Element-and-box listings
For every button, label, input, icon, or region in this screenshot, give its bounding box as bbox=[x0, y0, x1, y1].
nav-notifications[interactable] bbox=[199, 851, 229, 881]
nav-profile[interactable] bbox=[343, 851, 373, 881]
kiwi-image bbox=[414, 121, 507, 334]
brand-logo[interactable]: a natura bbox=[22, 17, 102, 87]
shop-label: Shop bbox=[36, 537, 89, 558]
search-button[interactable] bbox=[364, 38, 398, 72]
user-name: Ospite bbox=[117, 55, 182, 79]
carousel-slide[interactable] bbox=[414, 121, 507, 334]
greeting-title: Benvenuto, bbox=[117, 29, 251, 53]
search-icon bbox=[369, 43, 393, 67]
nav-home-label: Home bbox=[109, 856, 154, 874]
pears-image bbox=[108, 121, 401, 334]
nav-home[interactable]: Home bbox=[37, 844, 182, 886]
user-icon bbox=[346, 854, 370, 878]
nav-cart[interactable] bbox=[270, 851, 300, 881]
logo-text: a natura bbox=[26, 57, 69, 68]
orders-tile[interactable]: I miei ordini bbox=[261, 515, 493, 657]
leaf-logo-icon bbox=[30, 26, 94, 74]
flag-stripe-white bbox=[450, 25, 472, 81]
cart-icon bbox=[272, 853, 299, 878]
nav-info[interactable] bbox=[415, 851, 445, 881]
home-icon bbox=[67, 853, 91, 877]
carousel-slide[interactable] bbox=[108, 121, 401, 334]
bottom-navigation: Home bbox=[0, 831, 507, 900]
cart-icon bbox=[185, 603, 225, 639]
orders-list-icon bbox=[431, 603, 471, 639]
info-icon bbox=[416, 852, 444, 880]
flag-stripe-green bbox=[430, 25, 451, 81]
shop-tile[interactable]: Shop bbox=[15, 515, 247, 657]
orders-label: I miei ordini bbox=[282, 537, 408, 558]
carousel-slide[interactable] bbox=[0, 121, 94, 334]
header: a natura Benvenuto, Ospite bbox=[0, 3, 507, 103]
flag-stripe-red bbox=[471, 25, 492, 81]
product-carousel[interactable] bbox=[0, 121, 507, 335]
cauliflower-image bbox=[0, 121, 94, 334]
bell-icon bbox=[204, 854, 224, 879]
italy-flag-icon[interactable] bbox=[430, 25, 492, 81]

To do: Reproduce every line of these records without any changes.

Result of the task:
For every button, label, input, icon, or region in this screenshot, give its bounding box as bbox=[x0, y0, x1, y1].
nav-notifications[interactable] bbox=[199, 851, 229, 881]
nav-profile[interactable] bbox=[343, 851, 373, 881]
kiwi-image bbox=[414, 121, 507, 334]
brand-logo[interactable]: a natura bbox=[22, 17, 102, 87]
shop-label: Shop bbox=[36, 537, 89, 558]
search-button[interactable] bbox=[364, 38, 398, 72]
user-name: Ospite bbox=[117, 55, 182, 79]
carousel-slide[interactable] bbox=[414, 121, 507, 334]
greeting-title: Benvenuto, bbox=[117, 29, 251, 53]
search-icon bbox=[369, 43, 393, 67]
nav-home-label: Home bbox=[109, 856, 154, 874]
pears-image bbox=[108, 121, 401, 334]
nav-home[interactable]: Home bbox=[37, 844, 182, 886]
user-icon bbox=[346, 854, 370, 878]
nav-cart[interactable] bbox=[270, 851, 300, 881]
logo-text: a natura bbox=[26, 57, 69, 68]
orders-tile[interactable]: I miei ordini bbox=[261, 515, 493, 657]
leaf-logo-icon bbox=[30, 26, 94, 74]
flag-stripe-white bbox=[450, 25, 472, 81]
cart-icon bbox=[272, 853, 299, 878]
nav-info[interactable] bbox=[415, 851, 445, 881]
home-icon bbox=[67, 853, 91, 877]
carousel-slide[interactable] bbox=[108, 121, 401, 334]
bottom-navigation: Home bbox=[0, 831, 507, 900]
cart-icon bbox=[185, 603, 225, 639]
orders-list-icon bbox=[431, 603, 471, 639]
info-icon bbox=[416, 852, 444, 880]
flag-stripe-green bbox=[430, 25, 451, 81]
shop-tile[interactable]: Shop bbox=[15, 515, 247, 657]
orders-label: I miei ordini bbox=[282, 537, 408, 558]
carousel-slide[interactable] bbox=[0, 121, 94, 334]
header: a natura Benvenuto, Ospite bbox=[0, 3, 507, 103]
flag-stripe-red bbox=[471, 25, 492, 81]
product-carousel[interactable] bbox=[0, 121, 507, 335]
cauliflower-image bbox=[0, 121, 94, 334]
bell-icon bbox=[204, 854, 224, 879]
italy-flag-icon[interactable] bbox=[430, 25, 492, 81]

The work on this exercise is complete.